WHAT TO WORK ON. Determine how many lines include the string "dalekohledu". Output that number only.

MATERIAL PROVIDED.
········

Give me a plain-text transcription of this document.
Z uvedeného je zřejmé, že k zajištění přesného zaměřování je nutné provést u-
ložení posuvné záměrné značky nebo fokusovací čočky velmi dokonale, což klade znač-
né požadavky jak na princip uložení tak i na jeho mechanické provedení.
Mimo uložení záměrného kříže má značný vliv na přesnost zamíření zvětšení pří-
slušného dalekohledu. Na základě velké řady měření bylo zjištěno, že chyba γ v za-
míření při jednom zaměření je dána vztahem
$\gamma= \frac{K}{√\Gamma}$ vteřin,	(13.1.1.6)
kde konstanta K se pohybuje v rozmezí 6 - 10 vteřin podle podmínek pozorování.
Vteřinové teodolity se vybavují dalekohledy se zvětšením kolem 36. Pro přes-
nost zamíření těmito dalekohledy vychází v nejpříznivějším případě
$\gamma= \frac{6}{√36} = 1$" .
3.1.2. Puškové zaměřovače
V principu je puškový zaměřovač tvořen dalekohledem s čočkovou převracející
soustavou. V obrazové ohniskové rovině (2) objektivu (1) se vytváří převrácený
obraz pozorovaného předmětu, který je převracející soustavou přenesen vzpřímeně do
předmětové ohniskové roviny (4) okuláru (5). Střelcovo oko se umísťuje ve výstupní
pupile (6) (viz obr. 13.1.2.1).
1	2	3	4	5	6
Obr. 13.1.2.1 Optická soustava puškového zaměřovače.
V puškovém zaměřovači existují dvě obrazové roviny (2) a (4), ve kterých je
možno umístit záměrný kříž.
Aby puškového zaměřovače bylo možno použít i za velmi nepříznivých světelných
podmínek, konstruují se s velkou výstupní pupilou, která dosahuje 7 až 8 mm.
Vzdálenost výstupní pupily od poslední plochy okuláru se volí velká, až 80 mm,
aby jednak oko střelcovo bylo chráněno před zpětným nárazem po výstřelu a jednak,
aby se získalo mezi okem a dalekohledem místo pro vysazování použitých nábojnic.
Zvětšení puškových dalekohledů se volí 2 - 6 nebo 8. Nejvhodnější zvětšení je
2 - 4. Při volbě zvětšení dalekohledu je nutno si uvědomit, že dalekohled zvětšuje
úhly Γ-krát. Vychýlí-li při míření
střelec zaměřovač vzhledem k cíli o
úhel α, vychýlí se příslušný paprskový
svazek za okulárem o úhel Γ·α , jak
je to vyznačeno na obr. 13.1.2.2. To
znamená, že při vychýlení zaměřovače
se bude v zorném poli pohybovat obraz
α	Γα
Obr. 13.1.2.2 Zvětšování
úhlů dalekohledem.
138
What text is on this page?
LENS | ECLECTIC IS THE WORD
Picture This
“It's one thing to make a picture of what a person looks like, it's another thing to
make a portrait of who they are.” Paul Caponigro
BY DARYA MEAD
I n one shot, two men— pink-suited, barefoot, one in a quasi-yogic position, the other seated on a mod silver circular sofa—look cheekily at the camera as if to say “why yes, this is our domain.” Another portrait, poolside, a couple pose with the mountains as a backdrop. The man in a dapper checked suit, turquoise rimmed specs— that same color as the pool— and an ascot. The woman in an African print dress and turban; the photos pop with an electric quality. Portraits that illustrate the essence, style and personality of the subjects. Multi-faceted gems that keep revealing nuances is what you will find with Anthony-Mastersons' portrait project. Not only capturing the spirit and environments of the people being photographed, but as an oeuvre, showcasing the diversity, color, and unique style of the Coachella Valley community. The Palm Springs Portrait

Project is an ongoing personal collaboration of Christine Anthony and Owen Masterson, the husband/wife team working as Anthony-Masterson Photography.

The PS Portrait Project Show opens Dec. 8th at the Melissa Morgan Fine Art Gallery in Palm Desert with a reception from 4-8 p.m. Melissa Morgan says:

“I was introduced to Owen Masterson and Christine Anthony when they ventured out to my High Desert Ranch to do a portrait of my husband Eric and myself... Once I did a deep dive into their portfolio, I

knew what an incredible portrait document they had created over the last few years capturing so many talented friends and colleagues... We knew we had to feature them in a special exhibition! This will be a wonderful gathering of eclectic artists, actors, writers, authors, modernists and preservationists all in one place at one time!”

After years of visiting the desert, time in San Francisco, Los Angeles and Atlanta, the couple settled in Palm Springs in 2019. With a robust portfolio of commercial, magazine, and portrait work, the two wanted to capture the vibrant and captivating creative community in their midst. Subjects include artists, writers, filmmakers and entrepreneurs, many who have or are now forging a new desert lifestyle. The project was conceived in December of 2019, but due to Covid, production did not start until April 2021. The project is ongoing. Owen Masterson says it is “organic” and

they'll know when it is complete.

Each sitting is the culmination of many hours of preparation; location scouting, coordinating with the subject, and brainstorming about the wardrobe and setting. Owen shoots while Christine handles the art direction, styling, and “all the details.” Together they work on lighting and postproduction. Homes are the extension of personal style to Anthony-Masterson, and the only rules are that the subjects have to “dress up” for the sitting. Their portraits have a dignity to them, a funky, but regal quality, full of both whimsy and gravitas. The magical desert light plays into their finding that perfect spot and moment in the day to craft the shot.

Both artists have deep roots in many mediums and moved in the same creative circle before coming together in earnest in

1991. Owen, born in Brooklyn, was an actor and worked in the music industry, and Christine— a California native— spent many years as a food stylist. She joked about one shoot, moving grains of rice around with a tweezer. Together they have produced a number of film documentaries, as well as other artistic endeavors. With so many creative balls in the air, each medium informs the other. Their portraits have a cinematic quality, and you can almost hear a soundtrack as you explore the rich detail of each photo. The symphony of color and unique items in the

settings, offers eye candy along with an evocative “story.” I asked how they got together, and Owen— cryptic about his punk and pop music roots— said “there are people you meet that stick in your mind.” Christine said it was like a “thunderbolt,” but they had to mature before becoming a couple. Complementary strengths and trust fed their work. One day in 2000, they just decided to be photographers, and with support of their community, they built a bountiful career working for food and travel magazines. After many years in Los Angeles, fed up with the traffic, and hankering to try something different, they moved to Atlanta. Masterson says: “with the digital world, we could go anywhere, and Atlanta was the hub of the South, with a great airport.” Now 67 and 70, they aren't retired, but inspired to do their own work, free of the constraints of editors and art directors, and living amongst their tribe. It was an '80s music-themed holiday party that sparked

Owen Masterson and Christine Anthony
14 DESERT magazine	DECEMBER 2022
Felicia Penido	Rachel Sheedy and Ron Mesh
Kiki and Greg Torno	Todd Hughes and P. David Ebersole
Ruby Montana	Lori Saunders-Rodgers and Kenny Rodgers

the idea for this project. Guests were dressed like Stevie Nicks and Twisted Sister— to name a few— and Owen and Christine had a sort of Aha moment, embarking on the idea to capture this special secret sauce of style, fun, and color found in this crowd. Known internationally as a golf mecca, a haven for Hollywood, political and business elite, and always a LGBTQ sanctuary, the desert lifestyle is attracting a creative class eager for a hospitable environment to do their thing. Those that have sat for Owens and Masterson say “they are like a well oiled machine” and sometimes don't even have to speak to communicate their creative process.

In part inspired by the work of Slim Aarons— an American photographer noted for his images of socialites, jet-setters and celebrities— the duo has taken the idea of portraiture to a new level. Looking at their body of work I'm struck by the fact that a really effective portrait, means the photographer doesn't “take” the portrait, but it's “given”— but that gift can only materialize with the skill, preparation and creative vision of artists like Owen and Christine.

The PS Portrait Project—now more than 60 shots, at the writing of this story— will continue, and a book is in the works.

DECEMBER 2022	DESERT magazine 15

········

TASK SOLUTION. 2